** Supplied text follows **
This is nothing more than "Google has money, we want more money, Google needs to give us the money." There is no "clearly" here and "usage fees" are nonsense. If you don't want Google's traffic, put up robots.txt. Google will survive, but your papers might not.

One model to consider is how broadcast television stations, which provide valuable local news, successfully secured sizable retransmission fees for their programming from cable companies, satellite providers and telcos.

There are certain problems with retransmission fees in the first place (given that broadcast television was, by law, freely transmitted over the air in exchange for control over large swaths of spectrum), and the value they got was in having a large audience to advertise too. But, more importantly, retransmission involved taking an entire broadcast channel and piping it through cable and satellite to make things easier for TV watchers who didn't want to switch between an antenna and a cable (or satellite receiver). An aggregator is not -- contrary to what one might think reading Freeman's nonsense -- retransmitting anything. It's linking to your content and sending you traffic on your own site. The only things it shows are a headline and (sometimes) a snippet to attract more traffic.

There are certainly other potential options worth of our consideration -- among them whether to ask Congress about revisiting thoughtful limitations on "Fair Use" of copyrighted material, or seeking judicial review of how our trusted content is misused by others for their profit. By beginning a collective dialogue on these topics we can bring clarity around the best ways to proceed as an industry.

Ah, yes, let's throw fair use -- the very thing that news orgs regularly rely on to not get sued into the ground -- out the window in an effort to get Google to funnel extra money into Heath Freeman's pockets. That sounds smart. Or the other thing. Not smart.

And "a collective dialogue" in this sense appears to be collusion. As in an antitrust violation. Someone should have maybe mentioned that to Freeman.
** End of Supplied text **
→ Your tasks:
a) Answer these from the commentary on Freeman's proposal:
(i) What does the commentary say to put up if you don't want Google's traffic?
(ii) According to the commentary, what are the only things an aggregator shows?
(iii) What does the commentary say "a collective dialogue" appears to be?
b) Extract the passage of the commentary on Freeman's proposal between "There are certainly" and "as an industry.", inclusive.
The records have no connection to the commentary on Freeman's proposal.
** Provided information follows **
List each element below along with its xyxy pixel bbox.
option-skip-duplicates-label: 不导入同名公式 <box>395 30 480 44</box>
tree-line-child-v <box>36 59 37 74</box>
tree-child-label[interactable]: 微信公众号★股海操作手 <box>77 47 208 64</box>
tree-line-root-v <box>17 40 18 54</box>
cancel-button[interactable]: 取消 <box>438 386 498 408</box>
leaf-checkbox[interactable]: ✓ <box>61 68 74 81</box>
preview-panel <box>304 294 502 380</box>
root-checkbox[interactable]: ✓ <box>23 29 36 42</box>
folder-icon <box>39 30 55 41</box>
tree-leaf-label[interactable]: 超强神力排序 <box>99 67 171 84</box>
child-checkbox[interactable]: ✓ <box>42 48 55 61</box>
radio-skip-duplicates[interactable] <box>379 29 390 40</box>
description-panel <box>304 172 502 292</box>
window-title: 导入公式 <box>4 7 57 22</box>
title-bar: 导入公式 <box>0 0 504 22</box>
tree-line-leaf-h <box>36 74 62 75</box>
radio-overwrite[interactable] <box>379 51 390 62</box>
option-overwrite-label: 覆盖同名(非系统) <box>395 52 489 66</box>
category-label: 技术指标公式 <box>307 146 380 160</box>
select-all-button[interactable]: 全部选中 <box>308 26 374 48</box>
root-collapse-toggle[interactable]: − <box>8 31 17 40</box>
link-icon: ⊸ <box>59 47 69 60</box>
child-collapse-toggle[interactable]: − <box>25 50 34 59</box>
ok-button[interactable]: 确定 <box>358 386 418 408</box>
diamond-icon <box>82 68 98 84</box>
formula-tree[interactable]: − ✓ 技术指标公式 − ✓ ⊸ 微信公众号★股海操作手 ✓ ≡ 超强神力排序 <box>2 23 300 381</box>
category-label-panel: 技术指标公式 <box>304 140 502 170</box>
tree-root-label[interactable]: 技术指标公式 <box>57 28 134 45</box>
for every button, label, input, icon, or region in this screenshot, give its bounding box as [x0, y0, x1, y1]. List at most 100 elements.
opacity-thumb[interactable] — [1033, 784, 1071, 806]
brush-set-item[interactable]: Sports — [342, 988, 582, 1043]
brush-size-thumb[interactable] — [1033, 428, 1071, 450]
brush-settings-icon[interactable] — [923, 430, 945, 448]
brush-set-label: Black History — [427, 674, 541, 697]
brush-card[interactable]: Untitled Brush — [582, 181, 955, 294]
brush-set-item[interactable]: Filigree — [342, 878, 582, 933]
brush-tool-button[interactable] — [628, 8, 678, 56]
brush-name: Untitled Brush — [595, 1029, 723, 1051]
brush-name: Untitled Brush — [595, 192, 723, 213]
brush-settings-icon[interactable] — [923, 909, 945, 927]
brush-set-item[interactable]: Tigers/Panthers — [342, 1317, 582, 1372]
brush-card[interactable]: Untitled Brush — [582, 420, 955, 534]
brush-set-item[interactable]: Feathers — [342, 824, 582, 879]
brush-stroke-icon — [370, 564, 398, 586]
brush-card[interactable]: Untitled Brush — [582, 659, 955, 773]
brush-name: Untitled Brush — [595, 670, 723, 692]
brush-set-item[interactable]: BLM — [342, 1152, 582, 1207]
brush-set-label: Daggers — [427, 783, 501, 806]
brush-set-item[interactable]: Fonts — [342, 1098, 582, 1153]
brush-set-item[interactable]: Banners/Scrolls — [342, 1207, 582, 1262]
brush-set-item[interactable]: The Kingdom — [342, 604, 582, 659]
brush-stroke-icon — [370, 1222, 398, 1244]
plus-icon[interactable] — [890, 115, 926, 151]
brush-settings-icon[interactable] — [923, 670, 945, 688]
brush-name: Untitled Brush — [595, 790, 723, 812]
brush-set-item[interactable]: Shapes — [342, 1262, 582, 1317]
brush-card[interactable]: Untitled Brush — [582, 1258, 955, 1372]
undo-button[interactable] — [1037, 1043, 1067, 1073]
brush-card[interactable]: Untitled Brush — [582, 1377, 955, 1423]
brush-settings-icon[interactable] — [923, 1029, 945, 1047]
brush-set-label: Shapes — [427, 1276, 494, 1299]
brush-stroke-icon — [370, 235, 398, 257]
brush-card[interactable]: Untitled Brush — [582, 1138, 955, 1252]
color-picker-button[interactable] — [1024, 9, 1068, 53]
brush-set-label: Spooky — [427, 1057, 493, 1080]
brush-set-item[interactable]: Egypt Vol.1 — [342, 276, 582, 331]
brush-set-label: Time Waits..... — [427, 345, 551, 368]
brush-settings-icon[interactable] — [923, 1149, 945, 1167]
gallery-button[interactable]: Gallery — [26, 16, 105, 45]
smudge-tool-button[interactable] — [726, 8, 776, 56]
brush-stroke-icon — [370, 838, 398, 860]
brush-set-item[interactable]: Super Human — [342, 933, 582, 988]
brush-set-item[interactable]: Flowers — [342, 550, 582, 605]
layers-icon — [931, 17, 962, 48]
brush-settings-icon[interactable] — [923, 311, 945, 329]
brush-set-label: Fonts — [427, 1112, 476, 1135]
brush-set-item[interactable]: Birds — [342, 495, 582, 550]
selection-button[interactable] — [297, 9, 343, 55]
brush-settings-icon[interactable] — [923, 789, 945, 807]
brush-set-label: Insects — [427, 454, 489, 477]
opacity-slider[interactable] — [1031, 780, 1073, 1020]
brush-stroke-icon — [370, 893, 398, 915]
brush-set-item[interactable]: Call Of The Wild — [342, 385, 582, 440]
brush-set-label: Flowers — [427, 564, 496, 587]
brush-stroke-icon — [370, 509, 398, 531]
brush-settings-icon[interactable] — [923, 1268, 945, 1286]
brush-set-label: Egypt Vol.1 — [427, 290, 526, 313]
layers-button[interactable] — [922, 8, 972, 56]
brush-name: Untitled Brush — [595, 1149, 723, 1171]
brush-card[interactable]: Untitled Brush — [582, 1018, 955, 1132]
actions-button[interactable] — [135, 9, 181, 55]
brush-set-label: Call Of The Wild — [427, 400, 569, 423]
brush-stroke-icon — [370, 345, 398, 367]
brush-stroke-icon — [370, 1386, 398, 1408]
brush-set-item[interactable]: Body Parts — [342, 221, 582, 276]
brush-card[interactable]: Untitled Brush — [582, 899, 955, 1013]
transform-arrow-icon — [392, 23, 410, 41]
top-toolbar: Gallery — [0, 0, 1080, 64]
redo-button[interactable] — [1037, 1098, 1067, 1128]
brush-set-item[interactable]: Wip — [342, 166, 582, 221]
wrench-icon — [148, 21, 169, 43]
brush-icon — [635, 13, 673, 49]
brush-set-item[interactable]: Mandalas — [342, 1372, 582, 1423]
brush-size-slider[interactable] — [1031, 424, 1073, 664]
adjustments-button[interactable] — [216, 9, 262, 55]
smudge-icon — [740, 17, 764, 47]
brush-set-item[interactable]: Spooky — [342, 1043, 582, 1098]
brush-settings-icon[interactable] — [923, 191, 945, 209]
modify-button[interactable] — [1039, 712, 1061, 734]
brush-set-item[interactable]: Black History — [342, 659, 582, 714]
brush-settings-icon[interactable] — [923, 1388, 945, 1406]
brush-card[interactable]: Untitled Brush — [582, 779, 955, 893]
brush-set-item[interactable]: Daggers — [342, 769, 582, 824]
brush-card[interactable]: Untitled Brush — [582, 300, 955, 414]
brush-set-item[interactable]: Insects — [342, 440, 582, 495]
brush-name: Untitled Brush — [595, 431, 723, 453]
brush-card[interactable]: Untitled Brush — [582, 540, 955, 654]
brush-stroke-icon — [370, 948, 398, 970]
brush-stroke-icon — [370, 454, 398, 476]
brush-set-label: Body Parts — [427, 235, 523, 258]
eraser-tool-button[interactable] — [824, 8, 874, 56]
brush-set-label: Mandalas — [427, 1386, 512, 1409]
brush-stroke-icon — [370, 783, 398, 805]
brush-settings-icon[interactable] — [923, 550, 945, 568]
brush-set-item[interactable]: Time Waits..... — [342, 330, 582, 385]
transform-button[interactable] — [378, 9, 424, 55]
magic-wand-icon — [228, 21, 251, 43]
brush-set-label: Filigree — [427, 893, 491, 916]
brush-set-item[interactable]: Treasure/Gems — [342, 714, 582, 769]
** End of Provided information **
→ Results of the exercise:
a)
(i) robots.txt
(ii) A headline and (sometimes) a snippet
(iii) Collusion, as in an antitrust violation

b)
There are certainly other potential options worth of our consideration -- among them whether to ask Congress about revisiting thoughtful limitations on "Fair Use" of copyrighted material, or seeking judicial review of how our trusted content is misused by others for their profit. By beginning a collective dialogue on these topics we can bring clarity around the best ways to proceed as an industry.